start Records

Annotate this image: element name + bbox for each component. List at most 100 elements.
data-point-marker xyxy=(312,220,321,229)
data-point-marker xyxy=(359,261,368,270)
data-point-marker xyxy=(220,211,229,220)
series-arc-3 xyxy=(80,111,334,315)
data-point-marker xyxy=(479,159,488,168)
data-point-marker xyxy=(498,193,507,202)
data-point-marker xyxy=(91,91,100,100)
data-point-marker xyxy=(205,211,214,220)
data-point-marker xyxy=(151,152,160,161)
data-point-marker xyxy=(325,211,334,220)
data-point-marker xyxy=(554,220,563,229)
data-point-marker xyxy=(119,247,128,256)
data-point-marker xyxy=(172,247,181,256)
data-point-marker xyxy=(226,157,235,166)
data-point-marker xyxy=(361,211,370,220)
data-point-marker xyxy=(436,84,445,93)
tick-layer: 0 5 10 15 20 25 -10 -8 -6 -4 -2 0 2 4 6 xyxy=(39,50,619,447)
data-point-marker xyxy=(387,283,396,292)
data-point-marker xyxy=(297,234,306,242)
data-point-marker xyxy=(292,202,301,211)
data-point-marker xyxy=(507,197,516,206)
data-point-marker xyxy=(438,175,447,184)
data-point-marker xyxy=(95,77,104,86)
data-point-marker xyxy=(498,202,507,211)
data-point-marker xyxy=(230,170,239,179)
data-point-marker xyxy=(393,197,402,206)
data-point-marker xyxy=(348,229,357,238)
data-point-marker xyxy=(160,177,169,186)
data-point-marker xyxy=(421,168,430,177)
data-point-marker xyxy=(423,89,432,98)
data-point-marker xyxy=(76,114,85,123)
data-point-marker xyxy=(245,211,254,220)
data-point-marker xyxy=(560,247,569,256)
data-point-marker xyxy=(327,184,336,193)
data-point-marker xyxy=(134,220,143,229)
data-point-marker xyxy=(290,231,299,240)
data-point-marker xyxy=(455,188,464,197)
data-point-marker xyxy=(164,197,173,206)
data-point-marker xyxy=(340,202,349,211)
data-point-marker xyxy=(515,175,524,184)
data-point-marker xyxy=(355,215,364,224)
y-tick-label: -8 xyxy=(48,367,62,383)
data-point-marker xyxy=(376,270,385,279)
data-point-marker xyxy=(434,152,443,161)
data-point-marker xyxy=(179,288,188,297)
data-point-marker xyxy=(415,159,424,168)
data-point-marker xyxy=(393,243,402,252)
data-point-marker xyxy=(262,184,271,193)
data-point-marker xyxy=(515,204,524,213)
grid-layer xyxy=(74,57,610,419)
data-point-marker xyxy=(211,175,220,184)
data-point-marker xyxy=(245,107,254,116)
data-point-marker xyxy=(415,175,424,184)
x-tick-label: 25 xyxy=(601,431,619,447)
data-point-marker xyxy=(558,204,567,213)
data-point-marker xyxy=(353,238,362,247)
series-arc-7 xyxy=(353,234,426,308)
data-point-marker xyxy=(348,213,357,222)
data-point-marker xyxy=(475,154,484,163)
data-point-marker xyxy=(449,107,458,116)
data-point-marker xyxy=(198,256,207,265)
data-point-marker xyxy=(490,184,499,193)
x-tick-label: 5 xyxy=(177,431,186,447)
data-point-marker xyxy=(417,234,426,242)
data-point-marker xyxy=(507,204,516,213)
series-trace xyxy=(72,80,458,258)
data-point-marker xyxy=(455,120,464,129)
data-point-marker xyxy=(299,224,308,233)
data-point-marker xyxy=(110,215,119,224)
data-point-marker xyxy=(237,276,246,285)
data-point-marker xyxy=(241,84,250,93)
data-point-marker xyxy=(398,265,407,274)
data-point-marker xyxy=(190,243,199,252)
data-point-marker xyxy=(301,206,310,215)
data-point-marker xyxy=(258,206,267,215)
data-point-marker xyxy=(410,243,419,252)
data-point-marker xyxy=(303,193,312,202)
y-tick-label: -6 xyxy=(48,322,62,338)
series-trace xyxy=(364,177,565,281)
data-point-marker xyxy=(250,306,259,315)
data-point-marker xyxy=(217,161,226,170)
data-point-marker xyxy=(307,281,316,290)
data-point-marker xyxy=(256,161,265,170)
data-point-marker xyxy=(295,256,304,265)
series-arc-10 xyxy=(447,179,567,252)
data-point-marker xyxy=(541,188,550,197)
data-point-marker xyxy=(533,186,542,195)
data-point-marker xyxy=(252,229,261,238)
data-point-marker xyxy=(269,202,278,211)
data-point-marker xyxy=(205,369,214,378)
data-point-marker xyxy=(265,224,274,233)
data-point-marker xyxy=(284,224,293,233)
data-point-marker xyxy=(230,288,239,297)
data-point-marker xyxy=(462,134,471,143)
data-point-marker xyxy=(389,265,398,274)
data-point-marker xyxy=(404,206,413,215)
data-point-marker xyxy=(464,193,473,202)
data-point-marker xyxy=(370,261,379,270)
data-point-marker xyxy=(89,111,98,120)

end Records

• [Written request] Please write out every line of the stored listing above, word for word and without any changes.

• [Output of the exercise]
Annotate this image: element name + bbox for each component. List at most 100 elements.
data-point-marker xyxy=(312,220,321,229)
data-point-marker xyxy=(359,261,368,270)
data-point-marker xyxy=(220,211,229,220)
series-arc-3 xyxy=(80,111,334,315)
data-point-marker xyxy=(479,159,488,168)
data-point-marker xyxy=(498,193,507,202)
data-point-marker xyxy=(91,91,100,100)
data-point-marker xyxy=(205,211,214,220)
data-point-marker xyxy=(151,152,160,161)
data-point-marker xyxy=(325,211,334,220)
data-point-marker xyxy=(554,220,563,229)
data-point-marker xyxy=(119,247,128,256)
data-point-marker xyxy=(172,247,181,256)
data-point-marker xyxy=(226,157,235,166)
data-point-marker xyxy=(361,211,370,220)
data-point-marker xyxy=(436,84,445,93)
tick-layer: 0 5 10 15 20 25 -10 -8 -6 -4 -2 0 2 4 6 xyxy=(39,50,619,447)
data-point-marker xyxy=(387,283,396,292)
data-point-marker xyxy=(297,234,306,242)
data-point-marker xyxy=(292,202,301,211)
data-point-marker xyxy=(507,197,516,206)
data-point-marker xyxy=(438,175,447,184)
data-point-marker xyxy=(95,77,104,86)
data-point-marker xyxy=(498,202,507,211)
data-point-marker xyxy=(230,170,239,179)
data-point-marker xyxy=(393,197,402,206)
data-point-marker xyxy=(348,229,357,238)
data-point-marker xyxy=(160,177,169,186)
data-point-marker xyxy=(421,168,430,177)
data-point-marker xyxy=(423,89,432,98)
data-point-marker xyxy=(76,114,85,123)
data-point-marker xyxy=(245,211,254,220)
data-point-marker xyxy=(560,247,569,256)
data-point-marker xyxy=(327,184,336,193)
data-point-marker xyxy=(134,220,143,229)
data-point-marker xyxy=(290,231,299,240)
data-point-marker xyxy=(455,188,464,197)
data-point-marker xyxy=(164,197,173,206)
data-point-marker xyxy=(340,202,349,211)
data-point-marker xyxy=(515,175,524,184)
data-point-marker xyxy=(355,215,364,224)
y-tick-label: -8 xyxy=(48,367,62,383)
data-point-marker xyxy=(376,270,385,279)
data-point-marker xyxy=(434,152,443,161)
data-point-marker xyxy=(179,288,188,297)
data-point-marker xyxy=(415,159,424,168)
data-point-marker xyxy=(393,243,402,252)
data-point-marker xyxy=(262,184,271,193)
data-point-marker xyxy=(515,204,524,213)
grid-layer xyxy=(74,57,610,419)
data-point-marker xyxy=(211,175,220,184)
data-point-marker xyxy=(245,107,254,116)
data-point-marker xyxy=(415,175,424,184)
x-tick-label: 25 xyxy=(601,431,619,447)
data-point-marker xyxy=(558,204,567,213)
data-point-marker xyxy=(353,238,362,247)
series-arc-7 xyxy=(353,234,426,308)
data-point-marker xyxy=(348,213,357,222)
data-point-marker xyxy=(475,154,484,163)
data-point-marker xyxy=(449,107,458,116)
data-point-marker xyxy=(198,256,207,265)
data-point-marker xyxy=(490,184,499,193)
x-tick-label: 5 xyxy=(177,431,186,447)
data-point-marker xyxy=(417,234,426,242)
data-point-marker xyxy=(507,204,516,213)
series-trace xyxy=(72,80,458,258)
data-point-marker xyxy=(455,120,464,129)
data-point-marker xyxy=(299,224,308,233)
data-point-marker xyxy=(110,215,119,224)
data-point-marker xyxy=(237,276,246,285)
data-point-marker xyxy=(241,84,250,93)
data-point-marker xyxy=(398,265,407,274)
data-point-marker xyxy=(190,243,199,252)
data-point-marker xyxy=(301,206,310,215)
data-point-marker xyxy=(258,206,267,215)
data-point-marker xyxy=(410,243,419,252)
data-point-marker xyxy=(303,193,312,202)
y-tick-label: -6 xyxy=(48,322,62,338)
series-trace xyxy=(364,177,565,281)
data-point-marker xyxy=(250,306,259,315)
data-point-marker xyxy=(217,161,226,170)
data-point-marker xyxy=(307,281,316,290)
data-point-marker xyxy=(256,161,265,170)
data-point-marker xyxy=(295,256,304,265)
series-arc-10 xyxy=(447,179,567,252)
data-point-marker xyxy=(541,188,550,197)
data-point-marker xyxy=(533,186,542,195)
data-point-marker xyxy=(252,229,261,238)
data-point-marker xyxy=(269,202,278,211)
data-point-marker xyxy=(205,369,214,378)
data-point-marker xyxy=(265,224,274,233)
data-point-marker xyxy=(284,224,293,233)
data-point-marker xyxy=(230,288,239,297)
data-point-marker xyxy=(462,134,471,143)
data-point-marker xyxy=(389,265,398,274)
data-point-marker xyxy=(404,206,413,215)
data-point-marker xyxy=(464,193,473,202)
data-point-marker xyxy=(370,261,379,270)
data-point-marker xyxy=(89,111,98,120)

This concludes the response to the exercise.